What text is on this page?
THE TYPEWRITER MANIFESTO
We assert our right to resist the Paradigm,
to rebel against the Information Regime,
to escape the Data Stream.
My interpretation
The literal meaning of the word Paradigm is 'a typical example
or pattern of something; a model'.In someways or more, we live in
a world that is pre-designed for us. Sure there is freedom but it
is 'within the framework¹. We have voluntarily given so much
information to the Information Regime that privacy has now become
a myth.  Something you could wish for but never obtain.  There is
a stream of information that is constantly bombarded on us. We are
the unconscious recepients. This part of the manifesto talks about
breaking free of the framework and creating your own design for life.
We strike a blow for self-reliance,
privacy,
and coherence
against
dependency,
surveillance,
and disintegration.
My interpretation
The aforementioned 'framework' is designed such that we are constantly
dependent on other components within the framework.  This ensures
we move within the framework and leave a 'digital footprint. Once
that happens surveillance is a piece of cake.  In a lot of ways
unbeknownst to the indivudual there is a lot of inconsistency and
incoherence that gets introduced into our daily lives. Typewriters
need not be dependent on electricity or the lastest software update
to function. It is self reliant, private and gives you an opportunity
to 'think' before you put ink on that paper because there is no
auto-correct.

__________

**Job**
Pull out every line holding "against" from the records above, and copy it.

**Exercise result**
to rebel against the Information Regime,
against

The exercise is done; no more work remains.